[Recorded data]
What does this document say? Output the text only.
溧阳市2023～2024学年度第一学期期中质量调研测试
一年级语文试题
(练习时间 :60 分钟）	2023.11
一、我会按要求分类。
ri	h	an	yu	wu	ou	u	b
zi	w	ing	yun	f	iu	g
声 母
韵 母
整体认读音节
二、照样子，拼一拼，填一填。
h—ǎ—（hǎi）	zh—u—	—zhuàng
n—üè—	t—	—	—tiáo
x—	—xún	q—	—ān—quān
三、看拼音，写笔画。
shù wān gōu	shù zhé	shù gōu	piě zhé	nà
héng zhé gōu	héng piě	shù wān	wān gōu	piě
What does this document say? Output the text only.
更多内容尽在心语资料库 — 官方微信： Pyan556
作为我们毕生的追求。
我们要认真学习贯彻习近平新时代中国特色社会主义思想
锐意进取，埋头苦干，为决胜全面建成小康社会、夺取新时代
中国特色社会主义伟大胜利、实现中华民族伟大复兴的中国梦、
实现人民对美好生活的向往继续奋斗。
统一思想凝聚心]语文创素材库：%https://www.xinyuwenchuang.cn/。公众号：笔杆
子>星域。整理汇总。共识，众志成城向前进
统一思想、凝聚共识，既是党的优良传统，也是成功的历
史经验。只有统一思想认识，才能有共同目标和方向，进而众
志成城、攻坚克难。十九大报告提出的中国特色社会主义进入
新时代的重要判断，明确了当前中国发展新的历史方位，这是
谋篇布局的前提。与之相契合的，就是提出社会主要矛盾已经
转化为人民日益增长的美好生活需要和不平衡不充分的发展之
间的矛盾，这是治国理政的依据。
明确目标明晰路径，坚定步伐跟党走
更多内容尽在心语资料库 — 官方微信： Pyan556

**The problem**
Please reproduce each record precisely as written.

**Task output**
What does this document say? Output the text only.
溧阳市2023～2024学年度第一学期期中质量调研测试
一年级语文试题
(练习时间 :60 分钟）	2023.11
一、我会按要求分类。
ri	h	an	yu	wu	ou	u	b
zi	w	ing	yun	f	iu	g
声 母
韵 母
整体认读音节
二、照样子，拼一拼，填一填。
h—ǎ—（hǎi）	zh—u—	—zhuàng
n—üè—	t—	—	—tiáo
x—	—xún	q—	—ān—quān
三、看拼音，写笔画。
shù wān gōu	shù zhé	shù gōu	piě zhé	nà
héng zhé gōu	héng piě	shù wān	wān gōu	piě
What does this document say? Output the text only.
更多内容尽在心语资料库 — 官方微信： Pyan556
作为我们毕生的追求。
我们要认真学习贯彻习近平新时代中国特色社会主义思想
锐意进取，埋头苦干，为决胜全面建成小康社会、夺取新时代
中国特色社会主义伟大胜利、实现中华民族伟大复兴的中国梦、
实现人民对美好生活的向往继续奋斗。
统一思想凝聚心]语文创素材库：%https://www.xinyuwenchuang.cn/。公众号：笔杆
子>星域。整理汇总。共识，众志成城向前进
统一思想、凝聚共识，既是党的优良传统，也是成功的历
史经验。只有统一思想认识，才能有共同目标和方向，进而众
志成城、攻坚克难。十九大报告提出的中国特色社会主义进入
新时代的重要判断，明确了当前中国发展新的历史方位，这是
谋篇布局的前提。与之相契合的，就是提出社会主要矛盾已经
转化为人民日益增长的美好生活需要和不平衡不充分的发展之
间的矛盾，这是治国理政的依据。
明确目标明晰路径，坚定步伐跟党走
更多内容尽在心语资料库 — 官方微信： Pyan556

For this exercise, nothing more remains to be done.